Gather up every line that includes the string "title".

Start Supplied material

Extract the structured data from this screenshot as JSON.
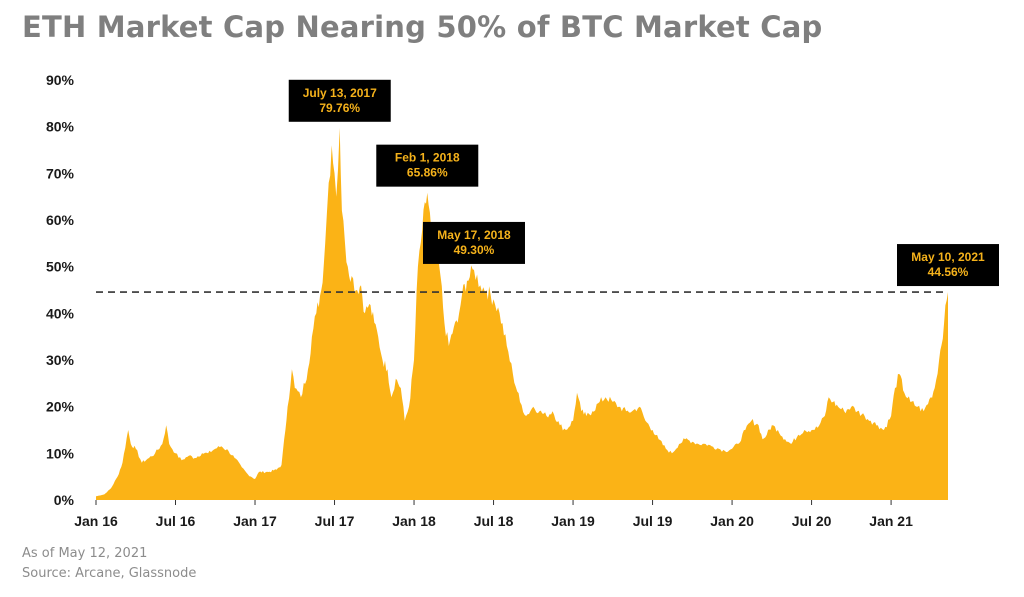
{
  "title": "ETH Market Cap Nearing 50% of BTC Market Cap",
  "footnote": {
    "line1": "As of May 12, 2021",
    "line2": "Source: Arcane, Glassnode"
  },
  "colors": {
    "area": "#fbb316",
    "title": "#7f7f7f",
    "annotation_bg": "#000000",
    "annotation_text": "#f5b21b",
    "reference_line": "#333333"
  },
  "chart_data": {
    "type": "area",
    "xlabel": "",
    "ylabel": "",
    "ylim": [
      0,
      90
    ],
    "x_start": "2016-01",
    "x_end": "2021-05",
    "y_ticks": [
      "0%",
      "10%",
      "20%",
      "30%",
      "40%",
      "50%",
      "60%",
      "70%",
      "80%",
      "90%"
    ],
    "x_ticks": [
      {
        "date": "2016-01",
        "label": "Jan 16"
      },
      {
        "date": "2016-07",
        "label": "Jul 16"
      },
      {
        "date": "2017-01",
        "label": "Jan 17"
      },
      {
        "date": "2017-07",
        "label": "Jul 17"
      },
      {
        "date": "2018-01",
        "label": "Jan 18"
      },
      {
        "date": "2018-07",
        "label": "Jul 18"
      },
      {
        "date": "2019-01",
        "label": "Jan 19"
      },
      {
        "date": "2019-07",
        "label": "Jul 19"
      },
      {
        "date": "2020-01",
        "label": "Jan 20"
      },
      {
        "date": "2020-07",
        "label": "Jul 20"
      },
      {
        "date": "2021-01",
        "label": "Jan 21"
      }
    ],
    "reference_line": 44.56,
    "series": [
      {
        "points": [
          [
            "2016-01-01",
            0.8
          ],
          [
            "2016-01-20",
            1.2
          ],
          [
            "2016-02-05",
            2.5
          ],
          [
            "2016-02-20",
            5
          ],
          [
            "2016-03-01",
            8
          ],
          [
            "2016-03-14",
            15
          ],
          [
            "2016-03-20",
            12
          ],
          [
            "2016-04-01",
            11
          ],
          [
            "2016-04-15",
            8
          ],
          [
            "2016-05-01",
            9
          ],
          [
            "2016-05-15",
            10
          ],
          [
            "2016-06-01",
            12
          ],
          [
            "2016-06-10",
            16
          ],
          [
            "2016-06-17",
            12
          ],
          [
            "2016-07-01",
            10
          ],
          [
            "2016-07-15",
            8.5
          ],
          [
            "2016-08-01",
            9.5
          ],
          [
            "2016-08-15",
            9
          ],
          [
            "2016-09-01",
            10
          ],
          [
            "2016-09-15",
            10
          ],
          [
            "2016-10-01",
            11
          ],
          [
            "2016-10-15",
            11.5
          ],
          [
            "2016-11-01",
            10.5
          ],
          [
            "2016-11-15",
            9
          ],
          [
            "2016-12-01",
            7
          ],
          [
            "2016-12-15",
            5.5
          ],
          [
            "2017-01-01",
            4.5
          ],
          [
            "2017-01-10",
            6
          ],
          [
            "2017-02-01",
            6
          ],
          [
            "2017-02-20",
            6.5
          ],
          [
            "2017-03-01",
            7.5
          ],
          [
            "2017-03-10",
            15
          ],
          [
            "2017-03-15",
            20
          ],
          [
            "2017-03-25",
            28
          ],
          [
            "2017-04-01",
            24
          ],
          [
            "2017-04-15",
            22
          ],
          [
            "2017-05-01",
            28
          ],
          [
            "2017-05-10",
            35
          ],
          [
            "2017-05-20",
            40
          ],
          [
            "2017-06-01",
            45
          ],
          [
            "2017-06-10",
            55
          ],
          [
            "2017-06-18",
            68
          ],
          [
            "2017-06-25",
            76
          ],
          [
            "2017-07-01",
            70
          ],
          [
            "2017-07-05",
            65
          ],
          [
            "2017-07-13",
            79.76
          ],
          [
            "2017-07-18",
            62
          ],
          [
            "2017-07-25",
            55
          ],
          [
            "2017-08-01",
            50
          ],
          [
            "2017-08-10",
            48
          ],
          [
            "2017-08-20",
            45
          ],
          [
            "2017-09-01",
            46
          ],
          [
            "2017-09-10",
            40
          ],
          [
            "2017-09-20",
            42
          ],
          [
            "2017-10-01",
            38
          ],
          [
            "2017-10-10",
            35
          ],
          [
            "2017-10-20",
            30
          ],
          [
            "2017-11-01",
            28
          ],
          [
            "2017-11-10",
            22
          ],
          [
            "2017-11-20",
            26
          ],
          [
            "2017-12-01",
            24
          ],
          [
            "2017-12-10",
            17
          ],
          [
            "2017-12-20",
            20
          ],
          [
            "2018-01-01",
            30
          ],
          [
            "2018-01-10",
            50
          ],
          [
            "2018-01-20",
            58
          ],
          [
            "2018-02-01",
            65.86
          ],
          [
            "2018-02-10",
            58
          ],
          [
            "2018-02-20",
            54
          ],
          [
            "2018-03-01",
            48
          ],
          [
            "2018-03-10",
            38
          ],
          [
            "2018-03-20",
            33
          ],
          [
            "2018-04-01",
            37
          ],
          [
            "2018-04-10",
            38
          ],
          [
            "2018-04-20",
            44
          ],
          [
            "2018-05-01",
            47
          ],
          [
            "2018-05-17",
            49.3
          ],
          [
            "2018-06-01",
            46
          ],
          [
            "2018-06-15",
            45
          ],
          [
            "2018-07-01",
            43
          ],
          [
            "2018-07-15",
            40
          ],
          [
            "2018-08-01",
            33
          ],
          [
            "2018-08-15",
            27
          ],
          [
            "2018-09-01",
            21
          ],
          [
            "2018-09-15",
            18
          ],
          [
            "2018-10-01",
            20
          ],
          [
            "2018-10-15",
            19
          ],
          [
            "2018-11-01",
            18
          ],
          [
            "2018-11-15",
            19
          ],
          [
            "2018-12-01",
            16
          ],
          [
            "2018-12-15",
            15
          ],
          [
            "2019-01-01",
            17
          ],
          [
            "2019-01-10",
            23
          ],
          [
            "2019-01-20",
            19
          ],
          [
            "2019-02-01",
            18
          ],
          [
            "2019-02-15",
            19
          ],
          [
            "2019-03-01",
            21
          ],
          [
            "2019-03-15",
            22
          ],
          [
            "2019-04-01",
            21
          ],
          [
            "2019-04-15",
            20
          ],
          [
            "2019-05-01",
            19
          ],
          [
            "2019-05-15",
            19
          ],
          [
            "2019-06-01",
            20
          ],
          [
            "2019-06-15",
            17
          ],
          [
            "2019-07-01",
            15
          ],
          [
            "2019-07-15",
            13
          ],
          [
            "2019-08-01",
            11
          ],
          [
            "2019-08-15",
            10
          ],
          [
            "2019-09-01",
            12
          ],
          [
            "2019-09-15",
            13
          ],
          [
            "2019-10-01",
            12.5
          ],
          [
            "2019-10-15",
            12
          ],
          [
            "2019-11-01",
            12
          ],
          [
            "2019-11-15",
            11.5
          ],
          [
            "2019-12-01",
            11
          ],
          [
            "2019-12-15",
            10.5
          ],
          [
            "2020-01-01",
            11
          ],
          [
            "2020-01-15",
            12
          ],
          [
            "2020-02-01",
            15
          ],
          [
            "2020-02-15",
            17
          ],
          [
            "2020-03-01",
            16
          ],
          [
            "2020-03-10",
            13
          ],
          [
            "2020-03-20",
            14
          ],
          [
            "2020-04-01",
            16
          ],
          [
            "2020-04-15",
            15
          ],
          [
            "2020-05-01",
            13
          ],
          [
            "2020-05-15",
            12
          ],
          [
            "2020-06-01",
            14
          ],
          [
            "2020-06-15",
            15
          ],
          [
            "2020-07-01",
            15
          ],
          [
            "2020-07-15",
            15.5
          ],
          [
            "2020-08-01",
            18
          ],
          [
            "2020-08-10",
            22
          ],
          [
            "2020-08-20",
            21
          ],
          [
            "2020-09-01",
            20
          ],
          [
            "2020-09-15",
            19
          ],
          [
            "2020-10-01",
            20
          ],
          [
            "2020-10-15",
            19
          ],
          [
            "2020-11-01",
            18
          ],
          [
            "2020-11-15",
            17
          ],
          [
            "2020-12-01",
            16
          ],
          [
            "2020-12-15",
            15
          ],
          [
            "2021-01-01",
            18
          ],
          [
            "2021-01-10",
            24
          ],
          [
            "2021-01-20",
            27
          ],
          [
            "2021-02-01",
            23
          ],
          [
            "2021-02-15",
            21
          ],
          [
            "2021-03-01",
            20
          ],
          [
            "2021-03-15",
            19
          ],
          [
            "2021-04-01",
            22
          ],
          [
            "2021-04-10",
            24
          ],
          [
            "2021-04-20",
            30
          ],
          [
            "2021-05-01",
            38
          ],
          [
            "2021-05-10",
            44.56
          ]
        ]
      }
    ],
    "annotations": [
      {
        "date_label": "July 13, 2017",
        "value_label": "79.76%",
        "x": "2017-07-13",
        "y": 79.76
      },
      {
        "date_label": "Feb 1, 2018",
        "value_label": "65.86%",
        "x": "2018-02-01",
        "y": 65.86
      },
      {
        "date_label": "May 17, 2018",
        "value_label": "49.30%",
        "x": "2018-05-17",
        "y": 49.3
      },
      {
        "date_label": "May 10, 2021",
        "value_label": "44.56%",
        "x": "2021-05-10",
        "y": 44.56
      }
    ]
  }
}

End Supplied material

Problem solution:
  "title": "ETH Market Cap Nearing 50% of BTC Market Cap",
    "title": "#7f7f7f",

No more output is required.